DIRECTIONS - Output the material below unchanged, apart from leaving out the pictures.

-*-

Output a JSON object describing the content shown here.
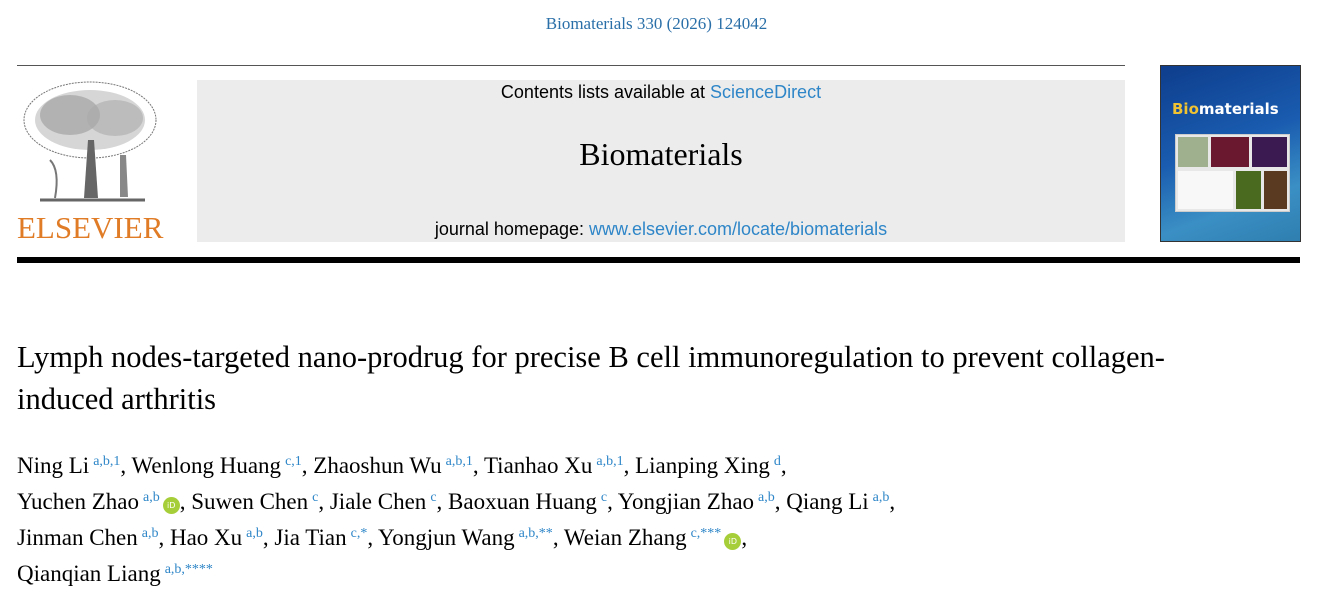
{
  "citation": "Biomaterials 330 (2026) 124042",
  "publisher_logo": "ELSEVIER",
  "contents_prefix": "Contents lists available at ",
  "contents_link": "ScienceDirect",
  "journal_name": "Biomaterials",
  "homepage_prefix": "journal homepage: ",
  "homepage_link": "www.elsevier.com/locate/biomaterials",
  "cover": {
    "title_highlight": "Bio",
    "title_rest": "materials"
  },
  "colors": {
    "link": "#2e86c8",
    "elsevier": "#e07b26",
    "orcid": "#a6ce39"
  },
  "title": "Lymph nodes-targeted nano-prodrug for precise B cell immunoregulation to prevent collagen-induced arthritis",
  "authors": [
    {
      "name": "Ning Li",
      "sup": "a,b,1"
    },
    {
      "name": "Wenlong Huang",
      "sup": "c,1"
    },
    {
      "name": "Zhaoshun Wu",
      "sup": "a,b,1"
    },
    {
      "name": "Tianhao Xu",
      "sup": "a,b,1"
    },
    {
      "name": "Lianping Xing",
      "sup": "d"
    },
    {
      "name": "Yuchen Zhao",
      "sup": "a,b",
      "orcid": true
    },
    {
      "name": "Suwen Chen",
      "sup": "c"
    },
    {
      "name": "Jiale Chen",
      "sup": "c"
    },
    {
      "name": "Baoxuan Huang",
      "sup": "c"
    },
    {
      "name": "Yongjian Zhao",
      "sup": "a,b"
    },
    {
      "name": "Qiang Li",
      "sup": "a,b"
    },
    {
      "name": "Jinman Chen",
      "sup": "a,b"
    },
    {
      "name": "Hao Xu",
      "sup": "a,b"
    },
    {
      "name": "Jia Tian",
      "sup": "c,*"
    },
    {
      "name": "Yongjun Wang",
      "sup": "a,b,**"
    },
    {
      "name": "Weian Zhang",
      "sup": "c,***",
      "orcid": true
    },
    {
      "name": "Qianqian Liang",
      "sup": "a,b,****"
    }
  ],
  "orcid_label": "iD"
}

-*-

THE RESULT -
Output a JSON object describing the content shown here.
{
  "citation": "Biomaterials 330 (2026) 124042",
  "publisher_logo": "ELSEVIER",
  "contents_prefix": "Contents lists available at ",
  "contents_link": "ScienceDirect",
  "journal_name": "Biomaterials",
  "homepage_prefix": "journal homepage: ",
  "homepage_link": "www.elsevier.com/locate/biomaterials",
  "cover": {
    "title_highlight": "Bio",
    "title_rest": "materials"
  },
  "colors": {
    "link": "#2e86c8",
    "elsevier": "#e07b26",
    "orcid": "#a6ce39"
  },
  "title": "Lymph nodes-targeted nano-prodrug for precise B cell immunoregulation to prevent collagen-induced arthritis",
  "authors": [
    {
      "name": "Ning Li",
      "sup": "a,b,1"
    },
    {
      "name": "Wenlong Huang",
      "sup": "c,1"
    },
    {
      "name": "Zhaoshun Wu",
      "sup": "a,b,1"
    },
    {
      "name": "Tianhao Xu",
      "sup": "a,b,1"
    },
    {
      "name": "Lianping Xing",
      "sup": "d"
    },
    {
      "name": "Yuchen Zhao",
      "sup": "a,b",
      "orcid": true
    },
    {
      "name": "Suwen Chen",
      "sup": "c"
    },
    {
      "name": "Jiale Chen",
      "sup": "c"
    },
    {
      "name": "Baoxuan Huang",
      "sup": "c"
    },
    {
      "name": "Yongjian Zhao",
      "sup": "a,b"
    },
    {
      "name": "Qiang Li",
      "sup": "a,b"
    },
    {
      "name": "Jinman Chen",
      "sup": "a,b"
    },
    {
      "name": "Hao Xu",
      "sup": "a,b"
    },
    {
      "name": "Jia Tian",
      "sup": "c,*"
    },
    {
      "name": "Yongjun Wang",
      "sup": "a,b,**"
    },
    {
      "name": "Weian Zhang",
      "sup": "c,***",
      "orcid": true
    },
    {
      "name": "Qianqian Liang",
      "sup": "a,b,****"
    }
  ],
  "orcid_label": "iD"
}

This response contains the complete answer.